Input data:
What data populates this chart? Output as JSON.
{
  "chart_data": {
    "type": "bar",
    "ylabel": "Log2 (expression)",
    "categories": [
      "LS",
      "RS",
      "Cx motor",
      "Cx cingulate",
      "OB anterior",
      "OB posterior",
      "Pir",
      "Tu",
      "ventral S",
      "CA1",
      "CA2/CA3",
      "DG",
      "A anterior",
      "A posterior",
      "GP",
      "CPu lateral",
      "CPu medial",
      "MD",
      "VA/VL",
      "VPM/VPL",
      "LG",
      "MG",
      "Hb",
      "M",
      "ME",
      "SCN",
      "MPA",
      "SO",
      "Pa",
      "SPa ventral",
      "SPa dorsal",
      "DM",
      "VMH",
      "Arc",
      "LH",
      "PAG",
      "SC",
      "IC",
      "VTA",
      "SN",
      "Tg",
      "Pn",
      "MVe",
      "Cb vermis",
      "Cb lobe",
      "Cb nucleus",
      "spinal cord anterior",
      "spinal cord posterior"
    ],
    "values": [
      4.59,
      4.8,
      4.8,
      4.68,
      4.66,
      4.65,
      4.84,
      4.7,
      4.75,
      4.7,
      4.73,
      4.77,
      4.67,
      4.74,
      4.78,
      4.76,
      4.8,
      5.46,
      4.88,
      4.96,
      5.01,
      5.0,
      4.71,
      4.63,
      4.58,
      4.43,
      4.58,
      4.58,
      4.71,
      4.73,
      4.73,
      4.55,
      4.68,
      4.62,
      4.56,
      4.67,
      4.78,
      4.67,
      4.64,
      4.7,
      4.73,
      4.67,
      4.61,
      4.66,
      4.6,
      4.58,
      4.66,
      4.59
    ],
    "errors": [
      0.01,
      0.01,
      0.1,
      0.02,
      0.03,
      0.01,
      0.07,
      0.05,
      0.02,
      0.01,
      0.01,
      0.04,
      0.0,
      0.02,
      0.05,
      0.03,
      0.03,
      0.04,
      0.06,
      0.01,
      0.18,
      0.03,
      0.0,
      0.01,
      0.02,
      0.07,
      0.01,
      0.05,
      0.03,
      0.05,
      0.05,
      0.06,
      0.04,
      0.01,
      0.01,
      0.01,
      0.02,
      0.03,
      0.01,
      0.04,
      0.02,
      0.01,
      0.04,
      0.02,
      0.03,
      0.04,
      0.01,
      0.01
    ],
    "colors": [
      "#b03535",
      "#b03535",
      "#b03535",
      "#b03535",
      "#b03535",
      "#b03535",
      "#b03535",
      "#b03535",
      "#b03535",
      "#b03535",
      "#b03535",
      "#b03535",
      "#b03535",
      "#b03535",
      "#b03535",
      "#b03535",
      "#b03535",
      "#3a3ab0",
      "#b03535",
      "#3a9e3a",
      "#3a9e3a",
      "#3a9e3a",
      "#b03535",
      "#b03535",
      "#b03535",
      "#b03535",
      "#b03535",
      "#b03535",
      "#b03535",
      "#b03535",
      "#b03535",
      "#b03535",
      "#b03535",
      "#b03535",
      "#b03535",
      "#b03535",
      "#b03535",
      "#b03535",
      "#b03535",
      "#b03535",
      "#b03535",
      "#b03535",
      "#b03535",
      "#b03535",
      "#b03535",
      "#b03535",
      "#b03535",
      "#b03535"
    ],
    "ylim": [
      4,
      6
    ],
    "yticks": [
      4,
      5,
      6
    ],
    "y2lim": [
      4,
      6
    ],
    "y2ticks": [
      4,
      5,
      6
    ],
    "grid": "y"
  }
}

Work to do: Your answer should be a single number: the count of lines containing the word "cord".

Response to this exercise: 2